◆ Dataset extract
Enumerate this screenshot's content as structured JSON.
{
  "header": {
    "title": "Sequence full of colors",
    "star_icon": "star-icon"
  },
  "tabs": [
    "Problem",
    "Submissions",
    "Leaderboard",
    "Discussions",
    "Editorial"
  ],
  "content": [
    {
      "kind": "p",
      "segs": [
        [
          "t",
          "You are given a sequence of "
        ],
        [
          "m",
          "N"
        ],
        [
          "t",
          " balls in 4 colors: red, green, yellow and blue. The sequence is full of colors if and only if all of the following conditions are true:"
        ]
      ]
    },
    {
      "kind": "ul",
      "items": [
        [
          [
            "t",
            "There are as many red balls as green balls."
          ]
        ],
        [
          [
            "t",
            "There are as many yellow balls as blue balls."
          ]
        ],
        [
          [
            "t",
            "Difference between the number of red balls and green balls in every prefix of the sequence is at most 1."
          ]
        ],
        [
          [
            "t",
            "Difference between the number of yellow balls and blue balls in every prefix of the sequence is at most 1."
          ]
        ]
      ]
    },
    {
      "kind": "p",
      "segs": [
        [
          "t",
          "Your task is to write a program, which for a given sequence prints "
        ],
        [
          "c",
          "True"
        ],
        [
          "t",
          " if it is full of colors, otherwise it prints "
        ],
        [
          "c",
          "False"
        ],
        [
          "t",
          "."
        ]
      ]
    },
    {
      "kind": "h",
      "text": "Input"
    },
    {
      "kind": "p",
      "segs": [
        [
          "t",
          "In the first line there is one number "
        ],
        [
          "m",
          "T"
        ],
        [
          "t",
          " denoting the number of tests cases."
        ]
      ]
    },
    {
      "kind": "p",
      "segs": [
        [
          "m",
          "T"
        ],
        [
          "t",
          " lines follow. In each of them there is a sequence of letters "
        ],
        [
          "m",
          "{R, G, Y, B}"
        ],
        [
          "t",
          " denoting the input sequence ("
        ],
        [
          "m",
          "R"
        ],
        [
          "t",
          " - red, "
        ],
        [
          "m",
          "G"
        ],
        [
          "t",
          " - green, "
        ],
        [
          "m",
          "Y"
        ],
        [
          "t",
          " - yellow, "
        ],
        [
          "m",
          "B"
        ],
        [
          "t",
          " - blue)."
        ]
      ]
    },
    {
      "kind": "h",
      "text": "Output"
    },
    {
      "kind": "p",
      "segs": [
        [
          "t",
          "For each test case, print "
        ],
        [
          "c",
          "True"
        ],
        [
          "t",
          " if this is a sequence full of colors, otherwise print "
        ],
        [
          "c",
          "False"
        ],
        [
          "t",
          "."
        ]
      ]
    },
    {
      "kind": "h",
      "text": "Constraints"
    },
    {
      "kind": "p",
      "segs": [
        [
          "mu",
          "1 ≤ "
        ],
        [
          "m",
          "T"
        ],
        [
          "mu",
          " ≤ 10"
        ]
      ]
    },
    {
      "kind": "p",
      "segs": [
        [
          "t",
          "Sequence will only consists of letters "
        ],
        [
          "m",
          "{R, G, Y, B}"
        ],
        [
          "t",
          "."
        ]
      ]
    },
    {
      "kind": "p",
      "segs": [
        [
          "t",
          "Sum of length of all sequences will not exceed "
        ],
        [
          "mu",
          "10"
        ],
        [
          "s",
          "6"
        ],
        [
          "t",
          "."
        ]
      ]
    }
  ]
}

◆ What you are asked to do
Report how many lines in the data contain the word "every", with no words besides the number.

◆ Solution to the problem
2